### WHAT THE TASK ASKS
Find every line in the records below that holds the word "name", and copy it out.

(Chart and figure data)
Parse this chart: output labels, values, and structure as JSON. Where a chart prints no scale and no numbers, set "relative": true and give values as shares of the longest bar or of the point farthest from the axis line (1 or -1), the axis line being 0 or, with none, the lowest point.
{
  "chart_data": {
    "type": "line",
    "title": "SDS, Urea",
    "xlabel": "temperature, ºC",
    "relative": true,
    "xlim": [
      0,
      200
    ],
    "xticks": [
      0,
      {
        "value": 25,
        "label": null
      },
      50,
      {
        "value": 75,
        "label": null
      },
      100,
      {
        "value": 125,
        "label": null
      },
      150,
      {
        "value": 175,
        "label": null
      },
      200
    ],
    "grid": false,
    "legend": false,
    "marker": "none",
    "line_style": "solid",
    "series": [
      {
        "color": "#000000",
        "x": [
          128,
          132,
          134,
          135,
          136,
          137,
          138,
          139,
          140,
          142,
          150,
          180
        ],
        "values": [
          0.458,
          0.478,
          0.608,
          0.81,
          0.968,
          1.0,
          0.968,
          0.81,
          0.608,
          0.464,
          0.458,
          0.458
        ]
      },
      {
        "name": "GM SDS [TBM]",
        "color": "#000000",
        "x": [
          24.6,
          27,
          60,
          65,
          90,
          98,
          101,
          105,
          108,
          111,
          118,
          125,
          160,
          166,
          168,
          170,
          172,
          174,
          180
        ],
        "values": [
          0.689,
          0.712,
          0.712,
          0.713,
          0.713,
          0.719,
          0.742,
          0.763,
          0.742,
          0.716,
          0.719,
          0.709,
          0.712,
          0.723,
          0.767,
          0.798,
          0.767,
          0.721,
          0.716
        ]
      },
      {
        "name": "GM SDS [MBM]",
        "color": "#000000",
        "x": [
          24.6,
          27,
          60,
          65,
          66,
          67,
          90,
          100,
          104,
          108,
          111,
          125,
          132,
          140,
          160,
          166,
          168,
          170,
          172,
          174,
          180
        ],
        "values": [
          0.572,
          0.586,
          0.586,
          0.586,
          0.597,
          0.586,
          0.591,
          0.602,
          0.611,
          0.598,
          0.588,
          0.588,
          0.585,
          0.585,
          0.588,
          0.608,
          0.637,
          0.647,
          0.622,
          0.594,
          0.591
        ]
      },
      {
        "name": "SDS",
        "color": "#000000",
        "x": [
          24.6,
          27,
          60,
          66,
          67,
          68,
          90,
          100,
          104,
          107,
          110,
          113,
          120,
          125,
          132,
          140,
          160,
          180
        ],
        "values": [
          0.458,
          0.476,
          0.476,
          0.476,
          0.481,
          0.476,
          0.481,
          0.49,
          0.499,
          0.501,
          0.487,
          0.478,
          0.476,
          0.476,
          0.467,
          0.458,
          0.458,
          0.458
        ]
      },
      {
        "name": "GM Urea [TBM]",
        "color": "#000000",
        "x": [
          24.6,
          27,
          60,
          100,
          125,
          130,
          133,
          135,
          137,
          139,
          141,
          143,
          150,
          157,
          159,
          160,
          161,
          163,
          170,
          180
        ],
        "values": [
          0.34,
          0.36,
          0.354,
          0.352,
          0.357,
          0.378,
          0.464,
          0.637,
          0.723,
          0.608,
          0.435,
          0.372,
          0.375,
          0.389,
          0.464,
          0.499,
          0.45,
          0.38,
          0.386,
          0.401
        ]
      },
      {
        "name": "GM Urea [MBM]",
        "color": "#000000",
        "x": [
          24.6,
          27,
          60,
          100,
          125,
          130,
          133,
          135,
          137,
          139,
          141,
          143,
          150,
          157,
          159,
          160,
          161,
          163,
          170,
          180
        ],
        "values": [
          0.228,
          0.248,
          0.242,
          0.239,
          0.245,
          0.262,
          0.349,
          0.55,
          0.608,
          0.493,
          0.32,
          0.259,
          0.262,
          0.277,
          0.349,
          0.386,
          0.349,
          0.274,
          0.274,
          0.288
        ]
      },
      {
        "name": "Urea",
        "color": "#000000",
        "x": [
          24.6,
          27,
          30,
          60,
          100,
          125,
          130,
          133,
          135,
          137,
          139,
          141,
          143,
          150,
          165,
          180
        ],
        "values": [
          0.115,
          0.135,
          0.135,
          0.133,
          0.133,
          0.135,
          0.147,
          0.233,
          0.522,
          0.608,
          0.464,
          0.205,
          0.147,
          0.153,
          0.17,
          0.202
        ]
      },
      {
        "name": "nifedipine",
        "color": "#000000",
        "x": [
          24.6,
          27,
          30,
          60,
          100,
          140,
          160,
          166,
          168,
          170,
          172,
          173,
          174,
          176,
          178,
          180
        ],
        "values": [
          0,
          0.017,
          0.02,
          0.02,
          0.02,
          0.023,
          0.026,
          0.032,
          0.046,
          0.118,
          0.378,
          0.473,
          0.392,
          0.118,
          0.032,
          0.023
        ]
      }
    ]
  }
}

### RESPONSE TO THE TASK
        "name": "GM SDS [TBM]",
        "name": "GM SDS [MBM]",
        "name": "SDS",
        "name": "GM Urea [TBM]",
        "name": "GM Urea [MBM]",
        "name": "Urea",
        "name": "nifedipine",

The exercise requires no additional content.